Benenne in den Zeilen zwischen der Zeile mit „wind-arrow (348, 335, 362, 346)“ und der Zeile mit „wind-arrow (917, 122, 937, 125)“, beide eingeschlossen, „wind-arrow“ in „wind-vector“ um. Gib nur diese Zeilen aus und lass sonst alles unverändert.

**Gegebene Daten**
________________________________________
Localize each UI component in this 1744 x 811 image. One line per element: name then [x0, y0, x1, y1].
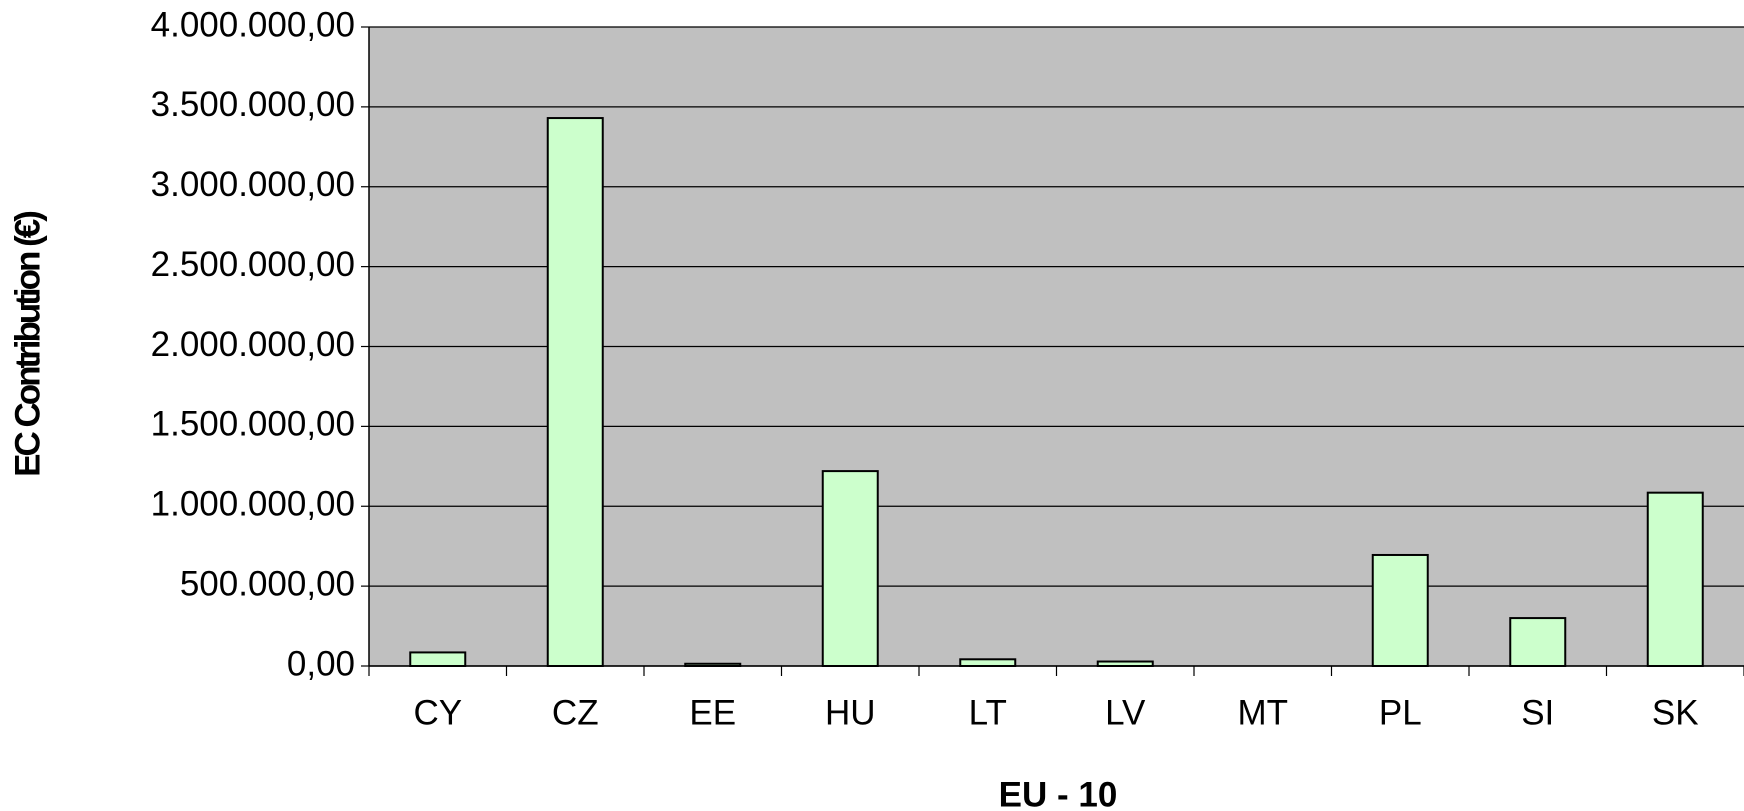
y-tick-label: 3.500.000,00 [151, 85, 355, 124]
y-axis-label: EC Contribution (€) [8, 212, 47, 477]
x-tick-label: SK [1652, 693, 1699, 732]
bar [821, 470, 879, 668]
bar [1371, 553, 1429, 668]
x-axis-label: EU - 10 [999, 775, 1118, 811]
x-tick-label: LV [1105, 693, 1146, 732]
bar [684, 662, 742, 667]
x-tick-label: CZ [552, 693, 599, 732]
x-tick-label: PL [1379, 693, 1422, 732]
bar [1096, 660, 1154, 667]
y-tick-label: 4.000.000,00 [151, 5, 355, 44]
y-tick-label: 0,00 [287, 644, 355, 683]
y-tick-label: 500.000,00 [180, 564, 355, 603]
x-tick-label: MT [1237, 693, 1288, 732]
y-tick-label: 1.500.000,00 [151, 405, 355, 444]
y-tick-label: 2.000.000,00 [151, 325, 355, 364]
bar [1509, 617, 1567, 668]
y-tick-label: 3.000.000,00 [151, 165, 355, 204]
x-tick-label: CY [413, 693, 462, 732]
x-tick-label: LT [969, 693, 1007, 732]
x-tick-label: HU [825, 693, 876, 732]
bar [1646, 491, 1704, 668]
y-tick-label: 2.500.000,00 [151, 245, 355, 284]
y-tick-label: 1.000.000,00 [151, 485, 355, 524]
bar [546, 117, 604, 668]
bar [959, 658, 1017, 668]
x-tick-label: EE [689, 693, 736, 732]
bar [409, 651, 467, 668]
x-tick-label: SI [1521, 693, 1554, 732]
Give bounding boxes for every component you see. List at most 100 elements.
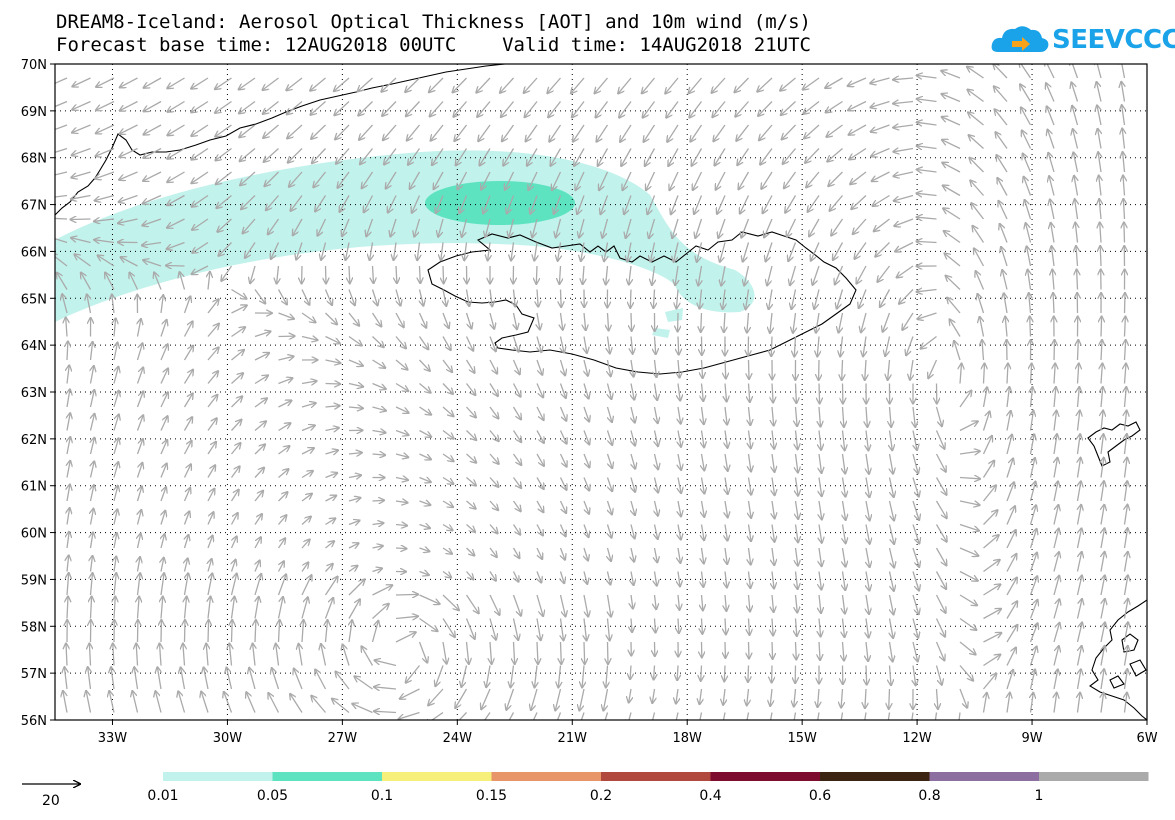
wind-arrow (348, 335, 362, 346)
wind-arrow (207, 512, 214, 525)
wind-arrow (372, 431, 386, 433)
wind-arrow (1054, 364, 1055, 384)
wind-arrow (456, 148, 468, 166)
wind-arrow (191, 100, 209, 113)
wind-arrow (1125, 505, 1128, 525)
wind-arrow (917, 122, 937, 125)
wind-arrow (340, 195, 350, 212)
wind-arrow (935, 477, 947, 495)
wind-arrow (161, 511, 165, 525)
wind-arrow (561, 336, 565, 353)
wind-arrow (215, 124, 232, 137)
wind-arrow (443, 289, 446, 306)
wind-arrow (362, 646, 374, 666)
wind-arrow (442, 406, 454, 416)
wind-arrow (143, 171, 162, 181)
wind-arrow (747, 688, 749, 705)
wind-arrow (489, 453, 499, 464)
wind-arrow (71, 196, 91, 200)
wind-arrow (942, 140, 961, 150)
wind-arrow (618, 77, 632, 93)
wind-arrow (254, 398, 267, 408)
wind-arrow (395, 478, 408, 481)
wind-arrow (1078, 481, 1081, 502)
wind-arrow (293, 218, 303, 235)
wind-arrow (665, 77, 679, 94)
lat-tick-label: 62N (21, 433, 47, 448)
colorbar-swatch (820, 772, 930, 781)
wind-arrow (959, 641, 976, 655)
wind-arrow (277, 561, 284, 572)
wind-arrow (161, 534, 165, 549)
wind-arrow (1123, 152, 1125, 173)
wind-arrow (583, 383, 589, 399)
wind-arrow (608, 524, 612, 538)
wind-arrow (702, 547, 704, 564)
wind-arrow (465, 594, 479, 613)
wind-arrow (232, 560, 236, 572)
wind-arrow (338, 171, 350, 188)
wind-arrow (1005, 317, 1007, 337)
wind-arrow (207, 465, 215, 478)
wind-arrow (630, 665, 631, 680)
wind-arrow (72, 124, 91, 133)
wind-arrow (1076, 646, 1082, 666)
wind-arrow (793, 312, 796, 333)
________________________________________
**Ergebnis**
wind-vector (348, 335, 362, 346)
wind-vector (207, 512, 214, 525)
wind-vector (372, 431, 386, 433)
wind-vector (1054, 364, 1055, 384)
wind-vector (456, 148, 468, 166)
wind-vector (191, 100, 209, 113)
wind-vector (1125, 505, 1128, 525)
wind-vector (917, 122, 937, 125)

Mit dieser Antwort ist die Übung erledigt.